## What to produce
Extract the whole listing as it stands. Do not include the pictures.

(Dataset items)
______________________________

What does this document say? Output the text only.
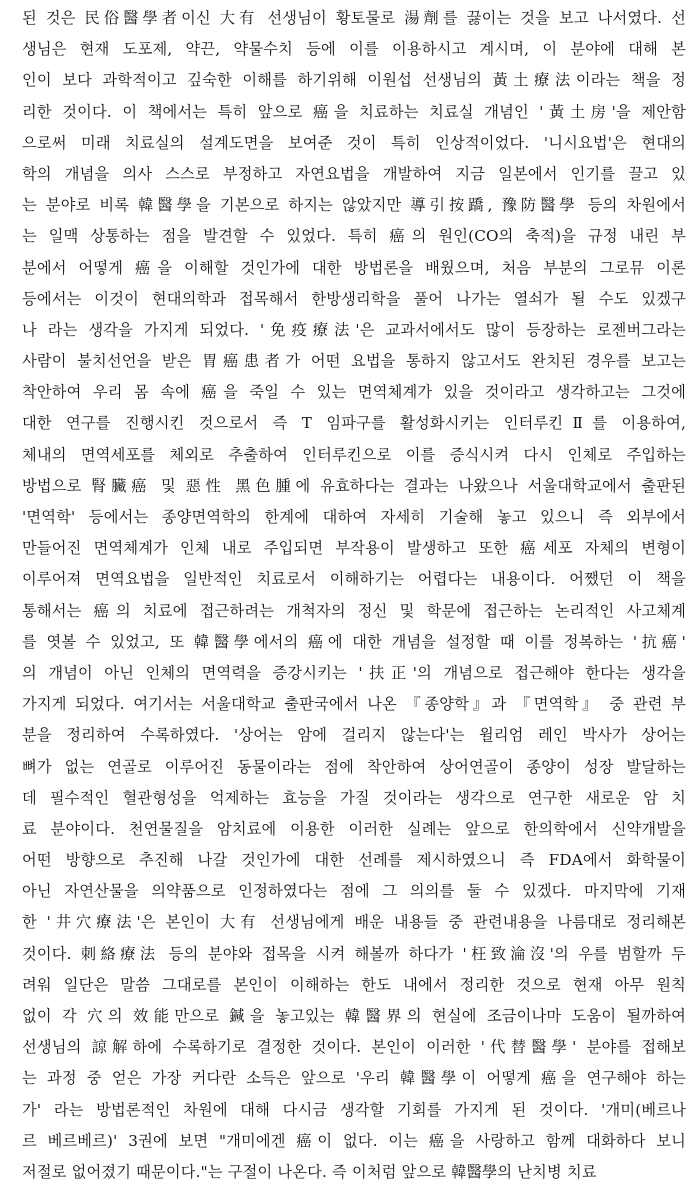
된 것은 民俗醫學者이신 大有 선생님이 황토물로 湯劑를 끓이는 것을 보고 나서였다. 선
생님은 현재 도포제, 약끈, 약물수치 등에 이를 이용하시고 계시며, 이 분야에 대해 본
인이 보다 과학적이고 깊숙한 이해를 하기위해 이원섭 선생님의 黃土療法이라는 책을 정
리한 것이다. 이 책에서는 특히 앞으로 癌을 치료하는 치료실 개념인 '黃土房'을 제안함
으로써 미래 치료실의 설계도면을 보여준 것이 특히 인상적이었다. '니시요법'은 현대의
학의 개념을 의사 스스로 부정하고 자연요법을 개발하여 지금 일본에서 인기를 끌고 있
는 분야로 비록 韓醫學을 기본으로 하지는 않았지만 導引按蹻, 豫防醫學 등의 차원에서
는 일맥 상통하는 점을 발견할 수 있었다. 특히 癌의 원인(CO의 축적)을 규정 내린 부
분에서 어떻게 癌을 이해할 것인가에 대한 방법론을 배웠으며, 처음 부분의 그로뮤 이론
등에서는 이것이 현대의학과 접목해서 한방생리학을 풀어 나가는 열쇠가 될 수도 있겠구
나 라는 생각을 가지게 되었다. '免疫療法'은 교과서에서도 많이 등장하는 로젠버그라는
사람이 불치선언을 받은 胃癌患者가 어떤 요법을 통하지 않고서도 완치된 경우를 보고는
착안하여 우리 몸 속에 癌을 죽일 수 있는 면역체계가 있을 것이라고 생각하고는 그것에
대한 연구를 진행시킨 것으로서 즉 T 임파구를 활성화시키는 인터루킨Ⅱ를 이용하여,
체내의 면역세포를 체외로 추출하여 인터루킨으로 이를 증식시켜 다시 인체로 주입하는
방법으로 腎臟癌 및 惡性 黑色腫에 유효하다는 결과는 나왔으나 서울대학교에서 출판된
'면역학' 등에서는 종양면역학의 한계에 대하여 자세히 기술해 놓고 있으니 즉 외부에서
만들어진 면역체계가 인체 내로 주입되면 부작용이 발생하고 또한 癌세포 자체의 변형이
이루어져 면역요법을 일반적인 치료로서 이해하기는 어렵다는 내용이다. 어쨌던 이 책을
통해서는 癌의 치료에 접근하려는 개척자의 정신 및 학문에 접근하는 논리적인 사고체계
를 엿볼 수 있었고, 또 韓醫學에서의 癌에 대한 개념을 설정할 때 이를 정복하는 '抗癌'
의 개념이 아닌 인체의 면역력을 증강시키는 '扶正'의 개념으로 접근해야 한다는 생각을
가지게 되었다. 여기서는 서울대학교 출판국에서 나온 『종양학』과 『면역학』 중 관련 부
분을 정리하여 수록하였다. '상어는 암에 걸리지 않는다'는 윌리엄 레인 박사가 상어는
뼈가 없는 연골로 이루어진 동물이라는 점에 착안하여 상어연골이 종양이 성장 발달하는
데 필수적인 혈관형성을 억제하는 효능을 가질 것이라는 생각으로 연구한 새로운 암 치
료 분야이다. 천연물질을 암치료에 이용한 이러한 실례는 앞으로 한의학에서 신약개발을
어떤 방향으로 추진해 나갈 것인가에 대한 선례를 제시하였으니 즉 FDA에서 화학물이
아닌 자연산물을 의약품으로 인정하였다는 점에 그 의의를 둘 수 있겠다. 마지막에 기재
한 '井穴療法'은 본인이 大有 선생님에게 배운 내용들 중 관련내용을 나름대로 정리해본
것이다. 刺絡療法 등의 분야와 접목을 시켜 해볼까 하다가 '枉致淪沒'의 우를 범할까 두
려워 일단은 말씀 그대로를 본인이 이해하는 한도 내에서 정리한 것으로 현재 아무 원칙
없이 각 穴의 效能만으로 鍼을 놓고있는 韓醫界의 현실에 조금이나마 도움이 될까하여
선생님의 諒解하에 수록하기로 결정한 것이다. 본인이 이러한 '代替醫學' 분야를 접해보
는 과정 중 얻은 가장 커다란 소득은 앞으로 '우리 韓醫學이 어떻게 癌을 연구해야 하는
가' 라는 방법론적인 차원에 대해 다시금 생각할 기회를 가지게 된 것이다. '개미(베르나
르 베르베르)' 3권에 보면 "개미에겐 癌이 없다. 이는 癌을 사랑하고 함께 대화하다 보니
저절로 없어졌기 때문이다."는 구절이 나온다. 즉 이처럼 앞으로 韓醫學의 난치병 치료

______________________________

## Task solution
What does this document say? Output the text only.
된 것은 民俗醫學者이신 大有 선생님이 황토물로 湯劑를 끓이는 것을 보고 나서였다. 선
생님은 현재 도포제, 약끈, 약물수치 등에 이를 이용하시고 계시며, 이 분야에 대해 본
인이 보다 과학적이고 깊숙한 이해를 하기위해 이원섭 선생님의 黃土療法이라는 책을 정
리한 것이다. 이 책에서는 특히 앞으로 癌을 치료하는 치료실 개념인 '黃土房'을 제안함
으로써 미래 치료실의 설계도면을 보여준 것이 특히 인상적이었다. '니시요법'은 현대의
학의 개념을 의사 스스로 부정하고 자연요법을 개발하여 지금 일본에서 인기를 끌고 있
는 분야로 비록 韓醫學을 기본으로 하지는 않았지만 導引按蹻, 豫防醫學 등의 차원에서
는 일맥 상통하는 점을 발견할 수 있었다. 특히 癌의 원인(CO의 축적)을 규정 내린 부
분에서 어떻게 癌을 이해할 것인가에 대한 방법론을 배웠으며, 처음 부분의 그로뮤 이론
등에서는 이것이 현대의학과 접목해서 한방생리학을 풀어 나가는 열쇠가 될 수도 있겠구
나 라는 생각을 가지게 되었다. '免疫療法'은 교과서에서도 많이 등장하는 로젠버그라는
사람이 불치선언을 받은 胃癌患者가 어떤 요법을 통하지 않고서도 완치된 경우를 보고는
착안하여 우리 몸 속에 癌을 죽일 수 있는 면역체계가 있을 것이라고 생각하고는 그것에
대한 연구를 진행시킨 것으로서 즉 T 임파구를 활성화시키는 인터루킨Ⅱ를 이용하여,
체내의 면역세포를 체외로 추출하여 인터루킨으로 이를 증식시켜 다시 인체로 주입하는
방법으로 腎臟癌 및 惡性 黑色腫에 유효하다는 결과는 나왔으나 서울대학교에서 출판된
'면역학' 등에서는 종양면역학의 한계에 대하여 자세히 기술해 놓고 있으니 즉 외부에서
만들어진 면역체계가 인체 내로 주입되면 부작용이 발생하고 또한 癌세포 자체의 변형이
이루어져 면역요법을 일반적인 치료로서 이해하기는 어렵다는 내용이다. 어쨌던 이 책을
통해서는 癌의 치료에 접근하려는 개척자의 정신 및 학문에 접근하는 논리적인 사고체계
를 엿볼 수 있었고, 또 韓醫學에서의 癌에 대한 개념을 설정할 때 이를 정복하는 '抗癌'
의 개념이 아닌 인체의 면역력을 증강시키는 '扶正'의 개념으로 접근해야 한다는 생각을
가지게 되었다. 여기서는 서울대학교 출판국에서 나온 『종양학』과 『면역학』 중 관련 부
분을 정리하여 수록하였다. '상어는 암에 걸리지 않는다'는 윌리엄 레인 박사가 상어는
뼈가 없는 연골로 이루어진 동물이라는 점에 착안하여 상어연골이 종양이 성장 발달하는
데 필수적인 혈관형성을 억제하는 효능을 가질 것이라는 생각으로 연구한 새로운 암 치
료 분야이다. 천연물질을 암치료에 이용한 이러한 실례는 앞으로 한의학에서 신약개발을
어떤 방향으로 추진해 나갈 것인가에 대한 선례를 제시하였으니 즉 FDA에서 화학물이
아닌 자연산물을 의약품으로 인정하였다는 점에 그 의의를 둘 수 있겠다. 마지막에 기재
한 '井穴療法'은 본인이 大有 선생님에게 배운 내용들 중 관련내용을 나름대로 정리해본
것이다. 刺絡療法 등의 분야와 접목을 시켜 해볼까 하다가 '枉致淪沒'의 우를 범할까 두
려워 일단은 말씀 그대로를 본인이 이해하는 한도 내에서 정리한 것으로 현재 아무 원칙
없이 각 穴의 效能만으로 鍼을 놓고있는 韓醫界의 현실에 조금이나마 도움이 될까하여
선생님의 諒解하에 수록하기로 결정한 것이다. 본인이 이러한 '代替醫學' 분야를 접해보
는 과정 중 얻은 가장 커다란 소득은 앞으로 '우리 韓醫學이 어떻게 癌을 연구해야 하는
가' 라는 방법론적인 차원에 대해 다시금 생각할 기회를 가지게 된 것이다. '개미(베르나
르 베르베르)' 3권에 보면 "개미에겐 癌이 없다. 이는 癌을 사랑하고 함께 대화하다 보니
저절로 없어졌기 때문이다."는 구절이 나온다. 즉 이처럼 앞으로 韓醫學의 난치병 치료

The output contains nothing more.